» **Figure dataset records**
***

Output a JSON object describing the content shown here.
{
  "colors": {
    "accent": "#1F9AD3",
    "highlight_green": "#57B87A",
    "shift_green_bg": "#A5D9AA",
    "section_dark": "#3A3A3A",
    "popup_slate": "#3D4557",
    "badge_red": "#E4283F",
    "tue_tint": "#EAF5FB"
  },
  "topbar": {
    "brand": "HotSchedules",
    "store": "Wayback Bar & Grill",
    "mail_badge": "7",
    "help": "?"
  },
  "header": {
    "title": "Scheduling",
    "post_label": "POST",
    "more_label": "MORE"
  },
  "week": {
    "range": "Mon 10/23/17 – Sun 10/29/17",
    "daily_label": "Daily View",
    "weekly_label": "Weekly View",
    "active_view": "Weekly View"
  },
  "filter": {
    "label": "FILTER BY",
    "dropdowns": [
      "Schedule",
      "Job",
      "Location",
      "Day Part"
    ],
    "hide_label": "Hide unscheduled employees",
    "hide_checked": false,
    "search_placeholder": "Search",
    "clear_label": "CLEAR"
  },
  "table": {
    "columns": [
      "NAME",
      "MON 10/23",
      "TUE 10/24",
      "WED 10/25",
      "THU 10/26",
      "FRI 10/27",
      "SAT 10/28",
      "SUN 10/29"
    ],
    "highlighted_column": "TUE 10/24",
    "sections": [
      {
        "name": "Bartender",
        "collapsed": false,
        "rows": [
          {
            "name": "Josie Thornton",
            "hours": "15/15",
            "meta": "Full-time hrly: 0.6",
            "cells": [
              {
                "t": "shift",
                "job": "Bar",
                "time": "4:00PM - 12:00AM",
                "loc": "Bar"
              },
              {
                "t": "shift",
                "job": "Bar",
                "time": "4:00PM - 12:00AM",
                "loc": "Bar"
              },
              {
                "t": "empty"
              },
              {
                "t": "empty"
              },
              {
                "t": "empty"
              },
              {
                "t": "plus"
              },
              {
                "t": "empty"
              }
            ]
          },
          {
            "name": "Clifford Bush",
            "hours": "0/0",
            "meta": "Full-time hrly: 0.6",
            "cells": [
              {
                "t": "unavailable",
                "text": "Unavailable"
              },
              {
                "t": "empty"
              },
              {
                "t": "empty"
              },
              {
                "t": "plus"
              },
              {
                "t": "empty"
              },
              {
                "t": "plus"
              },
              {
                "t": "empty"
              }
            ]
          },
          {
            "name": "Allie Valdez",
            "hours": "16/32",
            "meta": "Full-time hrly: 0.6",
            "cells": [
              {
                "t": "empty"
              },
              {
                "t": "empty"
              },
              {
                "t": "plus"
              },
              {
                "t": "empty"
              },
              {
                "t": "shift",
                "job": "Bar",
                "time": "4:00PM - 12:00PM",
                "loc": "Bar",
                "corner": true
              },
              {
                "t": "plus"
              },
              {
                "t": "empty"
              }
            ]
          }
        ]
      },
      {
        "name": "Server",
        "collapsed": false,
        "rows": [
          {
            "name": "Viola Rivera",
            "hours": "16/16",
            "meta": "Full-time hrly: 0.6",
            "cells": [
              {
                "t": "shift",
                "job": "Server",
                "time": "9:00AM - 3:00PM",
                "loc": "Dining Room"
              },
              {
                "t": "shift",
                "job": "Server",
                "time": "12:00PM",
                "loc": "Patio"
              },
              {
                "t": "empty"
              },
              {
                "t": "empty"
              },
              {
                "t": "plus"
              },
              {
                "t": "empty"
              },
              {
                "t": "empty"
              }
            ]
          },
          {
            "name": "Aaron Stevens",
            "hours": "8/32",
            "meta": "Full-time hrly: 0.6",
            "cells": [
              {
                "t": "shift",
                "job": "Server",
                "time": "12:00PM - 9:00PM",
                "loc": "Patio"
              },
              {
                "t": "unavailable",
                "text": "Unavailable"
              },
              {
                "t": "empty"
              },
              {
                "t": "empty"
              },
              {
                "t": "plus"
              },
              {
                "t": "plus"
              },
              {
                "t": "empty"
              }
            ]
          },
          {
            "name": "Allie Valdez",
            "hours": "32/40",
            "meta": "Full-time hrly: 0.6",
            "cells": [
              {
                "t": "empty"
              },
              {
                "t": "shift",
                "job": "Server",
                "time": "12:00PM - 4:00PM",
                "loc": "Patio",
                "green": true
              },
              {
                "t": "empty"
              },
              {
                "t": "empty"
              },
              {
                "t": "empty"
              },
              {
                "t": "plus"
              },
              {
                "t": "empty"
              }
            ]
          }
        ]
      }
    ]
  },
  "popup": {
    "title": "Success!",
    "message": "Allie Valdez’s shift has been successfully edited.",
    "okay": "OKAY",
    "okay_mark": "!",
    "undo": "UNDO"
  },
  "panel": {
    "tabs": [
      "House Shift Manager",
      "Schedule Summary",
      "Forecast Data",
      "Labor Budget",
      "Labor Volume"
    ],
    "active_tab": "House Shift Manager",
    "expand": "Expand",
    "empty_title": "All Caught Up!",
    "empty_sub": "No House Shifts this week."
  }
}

***

Copy out the full listing exactly.

Output a JSON object describing the content shown here.
{
  "colors": {
    "accent": "#1F9AD3",
    "highlight_green": "#57B87A",
    "shift_green_bg": "#A5D9AA",
    "section_dark": "#3A3A3A",
    "popup_slate": "#3D4557",
    "badge_red": "#E4283F",
    "tue_tint": "#EAF5FB"
  },
  "topbar": {
    "brand": "HotSchedules",
    "store": "Wayback Bar & Grill",
    "mail_badge": "7",
    "help": "?"
  },
  "header": {
    "title": "Scheduling",
    "post_label": "POST",
    "more_label": "MORE"
  },
  "week": {
    "range": "Mon 10/23/17 – Sun 10/29/17",
    "daily_label": "Daily View",
    "weekly_label": "Weekly View",
    "active_view": "Weekly View"
  },
  "filter": {
    "label": "FILTER BY",
    "dropdowns": [
      "Schedule",
      "Job",
      "Location",
      "Day Part"
    ],
    "hide_label": "Hide unscheduled employees",
    "hide_checked": false,
    "search_placeholder": "Search",
    "clear_label": "CLEAR"
  },
  "table": {
    "columns": [
      "NAME",
      "MON 10/23",
      "TUE 10/24",
      "WED 10/25",
      "THU 10/26",
      "FRI 10/27",
      "SAT 10/28",
      "SUN 10/29"
    ],
    "highlighted_column": "TUE 10/24",
    "sections": [
      {
        "name": "Bartender",
        "collapsed": false,
        "rows": [
          {
            "name": "Josie Thornton",
            "hours": "15/15",
            "meta": "Full-time hrly: 0.6",
            "cells": [
              {
                "t": "shift",
                "job": "Bar",
                "time": "4:00PM - 12:00AM",
                "loc": "Bar"
              },
              {
                "t": "shift",
                "job": "Bar",
                "time": "4:00PM - 12:00AM",
                "loc": "Bar"
              },
              {
                "t": "empty"
              },
              {
                "t": "empty"
              },
              {
                "t": "empty"
              },
              {
                "t": "plus"
              },
              {
                "t": "empty"
              }
            ]
          },
          {
            "name": "Clifford Bush",
            "hours": "0/0",
            "meta": "Full-time hrly: 0.6",
            "cells": [
              {
                "t": "unavailable",
                "text": "Unavailable"
              },
              {
                "t": "empty"
              },
              {
                "t": "empty"
              },
              {
                "t": "plus"
              },
              {
                "t": "empty"
              },
              {
                "t": "plus"
              },
              {
                "t": "empty"
              }
            ]
          },
          {
            "name": "Allie Valdez",
            "hours": "16/32",
            "meta": "Full-time hrly: 0.6",
            "cells": [
              {
                "t": "empty"
              },
              {
                "t": "empty"
              },
              {
                "t": "plus"
              },
              {
                "t": "empty"
              },
              {
                "t": "shift",
                "job": "Bar",
                "time": "4:00PM - 12:00PM",
                "loc": "Bar",
                "corner": true
              },
              {
                "t": "plus"
              },
              {
                "t": "empty"
              }
            ]
          }
        ]
      },
      {
        "name": "Server",
        "collapsed": false,
        "rows": [
          {
            "name": "Viola Rivera",
            "hours": "16/16",
            "meta": "Full-time hrly: 0.6",
            "cells": [
              {
                "t": "shift",
                "job": "Server",
                "time": "9:00AM - 3:00PM",
                "loc": "Dining Room"
              },
              {
                "t": "shift",
                "job": "Server",
                "time": "12:00PM",
                "loc": "Patio"
              },
              {
                "t": "empty"
              },
              {
                "t": "empty"
              },
              {
                "t": "plus"
              },
              {
                "t": "empty"
              },
              {
                "t": "empty"
              }
            ]
          },
          {
            "name": "Aaron Stevens",
            "hours": "8/32",
            "meta": "Full-time hrly: 0.6",
            "cells": [
              {
                "t": "shift",
                "job": "Server",
                "time": "12:00PM - 9:00PM",
                "loc": "Patio"
              },
              {
                "t": "unavailable",
                "text": "Unavailable"
              },
              {
                "t": "empty"
              },
              {
                "t": "empty"
              },
              {
                "t": "plus"
              },
              {
                "t": "plus"
              },
              {
                "t": "empty"
              }
            ]
          },
          {
            "name": "Allie Valdez",
            "hours": "32/40",
            "meta": "Full-time hrly: 0.6",
            "cells": [
              {
                "t": "empty"
              },
              {
                "t": "shift",
                "job": "Server",
                "time": "12:00PM - 4:00PM",
                "loc": "Patio",
                "green": true
              },
              {
                "t": "empty"
              },
              {
                "t": "empty"
              },
              {
                "t": "empty"
              },
              {
                "t": "plus"
              },
              {
                "t": "empty"
              }
            ]
          }
        ]
      }
    ]
  },
  "popup": {
    "title": "Success!",
    "message": "Allie Valdez’s shift has been successfully edited.",
    "okay": "OKAY",
    "okay_mark": "!",
    "undo": "UNDO"
  },
  "panel": {
    "tabs": [
      "House Shift Manager",
      "Schedule Summary",
      "Forecast Data",
      "Labor Budget",
      "Labor Volume"
    ],
    "active_tab": "House Shift Manager",
    "expand": "Expand",
    "empty_title": "All Caught Up!",
    "empty_sub": "No House Shifts this week."
  }
}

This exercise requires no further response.